-- Begin Document --

Circle centered at \(A\) and \(B\) each have radius \(2\), as shown. Point \(O\) is the midpoint of \(\overline{AB}\), and \(OA = 2\sqrt {2}\). Segments \(OC\) and \(OD\) are tangent to the circles centered at $A$ and $B$, respectively, and $EF$ is a common tangent. What is the area of the shaded region \(ECODF\)?

- \(\pi\)
- \(7\sqrt 3 -\pi\)
- \(8\sqrt 2 -4-\pi\)

Geometry

Triangle

similarity

But try the problem first...

Answer: \(8\sqrt 2 -4-\pi\)

Source

Suggested Reading

AMC-10A (2007) Problem 24

Pre College Mathematics

First hint

We have to find out the area of the region \(ECODF\) i.e of gray shaded region.this is not any standard geometrical figure (such as circle,triangle...etc).so we can not find out the value easily.Now if we join \(AC\),\(AE\),\(BD\),\(BF\).Then \(ABFE\) is a rectangle.then we can find out the required area by [ area of rectangle \(ABEF\)- (area of arc \(AEC\)+area of \(\triangle ACO\)+area of \(\triangle BDO\)+ area of arc \(BFD\))]

Can you find out the required area.....?

-- End Document --

- _Goals_:
1/ Can you write out the part of the tangent-circles geometry problem between "Pre College Mathematics" and "the required area.....?", inclusive?
2/ How would the tangent-circles geometry problem go on from here? Continue it from where it stops.

-- Begin Record list --

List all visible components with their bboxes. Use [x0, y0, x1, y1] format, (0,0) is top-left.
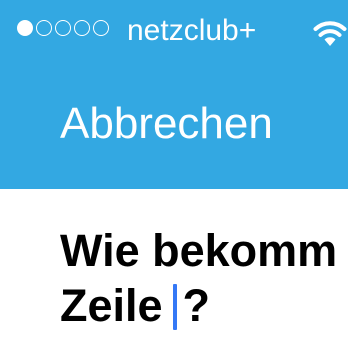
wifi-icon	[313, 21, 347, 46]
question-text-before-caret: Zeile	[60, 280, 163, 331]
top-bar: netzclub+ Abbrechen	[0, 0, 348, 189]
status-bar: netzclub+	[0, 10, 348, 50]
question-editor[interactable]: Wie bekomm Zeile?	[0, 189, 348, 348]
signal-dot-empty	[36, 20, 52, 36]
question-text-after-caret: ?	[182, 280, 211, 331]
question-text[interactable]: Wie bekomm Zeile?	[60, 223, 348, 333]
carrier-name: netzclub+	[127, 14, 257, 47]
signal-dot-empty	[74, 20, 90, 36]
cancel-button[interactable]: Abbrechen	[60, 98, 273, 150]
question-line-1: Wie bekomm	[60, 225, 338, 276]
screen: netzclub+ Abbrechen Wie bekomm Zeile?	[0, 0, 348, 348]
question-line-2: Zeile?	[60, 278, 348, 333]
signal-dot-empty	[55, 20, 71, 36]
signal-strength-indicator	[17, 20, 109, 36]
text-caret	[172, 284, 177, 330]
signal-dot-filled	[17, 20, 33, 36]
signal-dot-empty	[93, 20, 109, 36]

-- End Record list --
-- Begin Record list --

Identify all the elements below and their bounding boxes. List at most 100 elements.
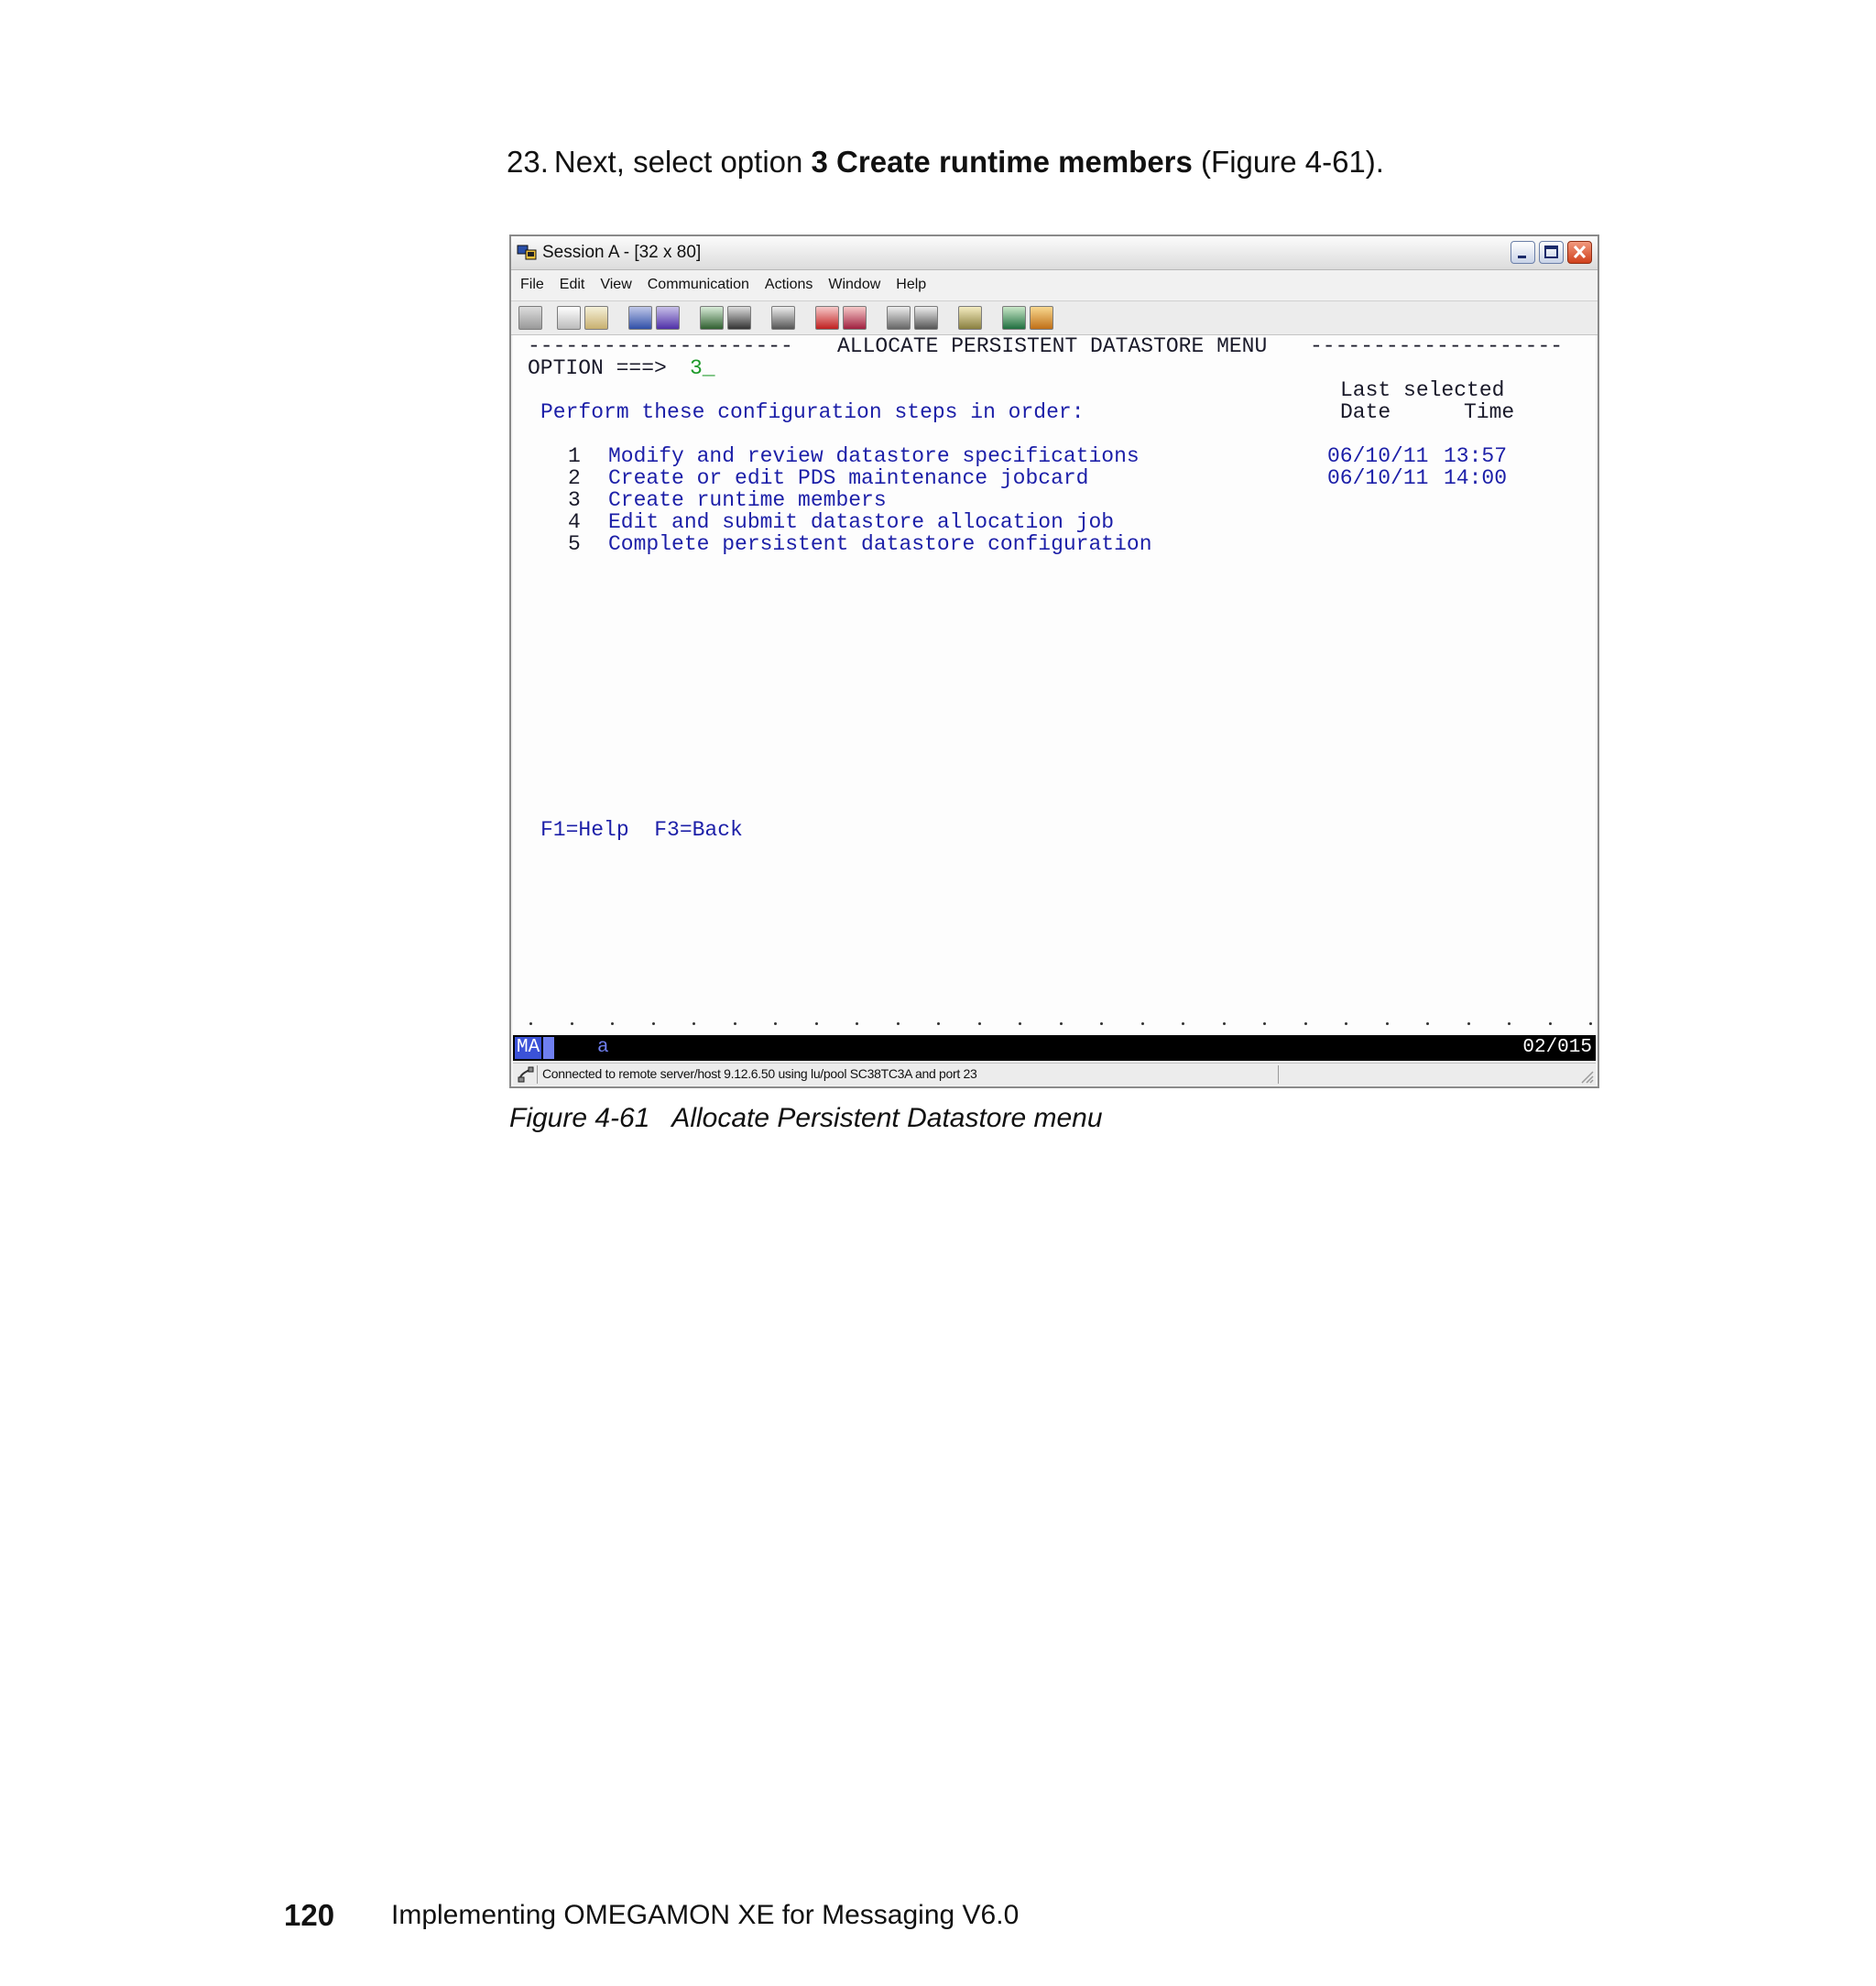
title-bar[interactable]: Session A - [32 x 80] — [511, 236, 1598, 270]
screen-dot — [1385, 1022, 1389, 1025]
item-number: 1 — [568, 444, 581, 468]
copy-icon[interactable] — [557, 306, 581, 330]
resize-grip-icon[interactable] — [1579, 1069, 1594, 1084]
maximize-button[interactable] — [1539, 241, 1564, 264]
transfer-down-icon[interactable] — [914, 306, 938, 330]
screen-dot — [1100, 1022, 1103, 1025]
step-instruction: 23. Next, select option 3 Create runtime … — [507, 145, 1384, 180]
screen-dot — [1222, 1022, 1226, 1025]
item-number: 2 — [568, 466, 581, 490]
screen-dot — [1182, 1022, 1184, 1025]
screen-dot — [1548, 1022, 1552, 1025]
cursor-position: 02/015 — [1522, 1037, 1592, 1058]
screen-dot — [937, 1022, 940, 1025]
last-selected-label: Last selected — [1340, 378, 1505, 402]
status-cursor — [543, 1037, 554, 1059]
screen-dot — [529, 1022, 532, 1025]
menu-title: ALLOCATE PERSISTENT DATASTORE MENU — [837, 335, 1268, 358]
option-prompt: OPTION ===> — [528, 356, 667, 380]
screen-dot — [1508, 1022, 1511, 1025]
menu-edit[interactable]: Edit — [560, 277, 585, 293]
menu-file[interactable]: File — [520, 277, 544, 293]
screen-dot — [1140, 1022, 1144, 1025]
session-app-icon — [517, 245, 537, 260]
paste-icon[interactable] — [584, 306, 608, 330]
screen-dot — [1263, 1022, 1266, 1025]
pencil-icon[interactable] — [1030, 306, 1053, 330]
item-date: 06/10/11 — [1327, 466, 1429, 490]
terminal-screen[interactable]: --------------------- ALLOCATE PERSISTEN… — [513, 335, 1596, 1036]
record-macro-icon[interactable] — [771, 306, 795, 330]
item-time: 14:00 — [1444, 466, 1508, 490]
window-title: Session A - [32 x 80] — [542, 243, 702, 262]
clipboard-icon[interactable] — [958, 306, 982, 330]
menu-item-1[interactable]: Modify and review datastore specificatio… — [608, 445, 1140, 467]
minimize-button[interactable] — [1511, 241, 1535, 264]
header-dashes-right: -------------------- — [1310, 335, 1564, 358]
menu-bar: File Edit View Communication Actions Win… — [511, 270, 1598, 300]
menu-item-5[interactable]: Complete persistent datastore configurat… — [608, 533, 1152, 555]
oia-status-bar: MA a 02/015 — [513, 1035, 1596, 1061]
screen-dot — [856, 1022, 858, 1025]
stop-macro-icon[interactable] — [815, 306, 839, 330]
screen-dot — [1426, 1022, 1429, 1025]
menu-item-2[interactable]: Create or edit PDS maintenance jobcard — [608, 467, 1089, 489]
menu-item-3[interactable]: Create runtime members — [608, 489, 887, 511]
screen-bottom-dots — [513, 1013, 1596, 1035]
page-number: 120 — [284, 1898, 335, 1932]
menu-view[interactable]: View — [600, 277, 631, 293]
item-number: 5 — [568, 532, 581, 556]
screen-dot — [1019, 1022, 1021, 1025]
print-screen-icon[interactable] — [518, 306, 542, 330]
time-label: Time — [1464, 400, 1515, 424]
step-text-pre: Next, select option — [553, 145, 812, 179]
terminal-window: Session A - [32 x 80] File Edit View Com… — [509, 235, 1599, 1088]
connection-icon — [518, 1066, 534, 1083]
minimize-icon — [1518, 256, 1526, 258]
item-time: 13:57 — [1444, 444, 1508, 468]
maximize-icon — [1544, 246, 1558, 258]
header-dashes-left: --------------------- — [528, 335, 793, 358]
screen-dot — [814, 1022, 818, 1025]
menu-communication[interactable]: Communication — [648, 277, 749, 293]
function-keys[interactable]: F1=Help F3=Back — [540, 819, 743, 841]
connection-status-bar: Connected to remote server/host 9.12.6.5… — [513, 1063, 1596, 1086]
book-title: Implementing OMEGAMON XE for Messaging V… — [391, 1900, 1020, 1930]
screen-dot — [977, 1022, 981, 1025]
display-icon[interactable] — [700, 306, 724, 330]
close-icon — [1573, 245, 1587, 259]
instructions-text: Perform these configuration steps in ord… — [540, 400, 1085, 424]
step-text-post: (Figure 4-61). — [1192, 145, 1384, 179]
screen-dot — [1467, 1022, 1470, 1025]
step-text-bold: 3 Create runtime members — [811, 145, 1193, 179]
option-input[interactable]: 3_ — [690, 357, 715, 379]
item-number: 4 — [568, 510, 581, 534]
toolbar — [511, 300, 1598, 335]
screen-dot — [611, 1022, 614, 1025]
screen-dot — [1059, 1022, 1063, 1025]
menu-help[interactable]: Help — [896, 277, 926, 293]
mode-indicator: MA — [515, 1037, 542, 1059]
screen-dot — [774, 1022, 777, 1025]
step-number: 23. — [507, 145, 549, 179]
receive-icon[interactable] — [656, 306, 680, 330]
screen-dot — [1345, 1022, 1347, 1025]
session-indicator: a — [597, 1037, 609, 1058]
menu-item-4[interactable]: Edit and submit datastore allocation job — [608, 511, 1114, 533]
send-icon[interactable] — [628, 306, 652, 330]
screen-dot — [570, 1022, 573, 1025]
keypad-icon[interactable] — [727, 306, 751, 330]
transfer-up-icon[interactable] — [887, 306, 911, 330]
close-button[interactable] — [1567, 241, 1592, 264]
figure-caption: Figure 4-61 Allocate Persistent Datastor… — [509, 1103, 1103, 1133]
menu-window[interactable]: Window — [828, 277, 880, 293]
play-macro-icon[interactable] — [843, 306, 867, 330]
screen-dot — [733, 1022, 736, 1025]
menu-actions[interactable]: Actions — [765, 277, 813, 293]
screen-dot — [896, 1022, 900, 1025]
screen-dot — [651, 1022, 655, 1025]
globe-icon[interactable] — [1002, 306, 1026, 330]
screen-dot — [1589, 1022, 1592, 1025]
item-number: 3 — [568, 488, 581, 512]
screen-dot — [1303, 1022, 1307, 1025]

-- End Record list --

- _Expected outputs_:
1/
Pre College Mathematics

First hint

We have to find out the area of the region \(ECODF\) i.e of gray shaded region.this is not any standard geometrical figure (such as circle,triangle...etc).so we can not find out the value easily.Now if we join \(AC\),\(AE\),\(BD\),\(BF\).Then \(ABFE\) is a rectangle.then we can find out the required area by [ area of rectangle \(ABEF\)- (area of arc \(AEC\)+area of \(\triangle ACO\)+area of \(\triangle BDO\)+ area of arc \(BFD\))]

Can you find out the required area.....?

2/
Second Hint

Given that Circle centered at \(A\) and \(B\) each have radius \(2\) and Point \(O\) is the midpoint of \(\overline{AB}\), and \(OA = 2\sqrt {2}\)

Area of \(ABEF\)=\(2 \times 2 \times 2\sqrt 2\)=\(8\sqrt 2\)

Now \(\triangle{ACO}\) is a right triangle. We know \(AO=2\sqrt{2}\)and \(AC=2\), so \(\triangle{ACO}\) is isosceles, a \(45\)-\(45\) right triangle.\(\overline{CO}\) with length \(2\). The area of \(\triangle{ACO}=\frac{1}{2} \times base \times height=2\). By symmetry, \(\triangle{ACO}\cong\triangle{BDO}\), and so the area of \(\triangle{BDO}\) is also \(2\).now the \(\angle CAO\) = \(\angle DBO\)=\(45^{\circ}\). therefore \(\frac{360}{45}=8\)

So the area of arc \(AEC \) and arc \(BFD\)=\(\frac{1}{8} \times\) area of the circle=\(\frac{\pi 2^2}{8}\)=\(\frac{\pi}{2}\)

can you finish the problem........

Final Step

Therefore the required area by [ area of rectangle \(ABEF\)- (area of arc \(AEC\)+area of \(\triangle ACO\)+area of \(\triangle BDO\)+ area of arc \(BFD\))]=\(8\sqrt 2-(\frac{\pi}{2}+2+2+\frac{\pi}{2}\))=\(8\sqrt 2 -4-\pi\)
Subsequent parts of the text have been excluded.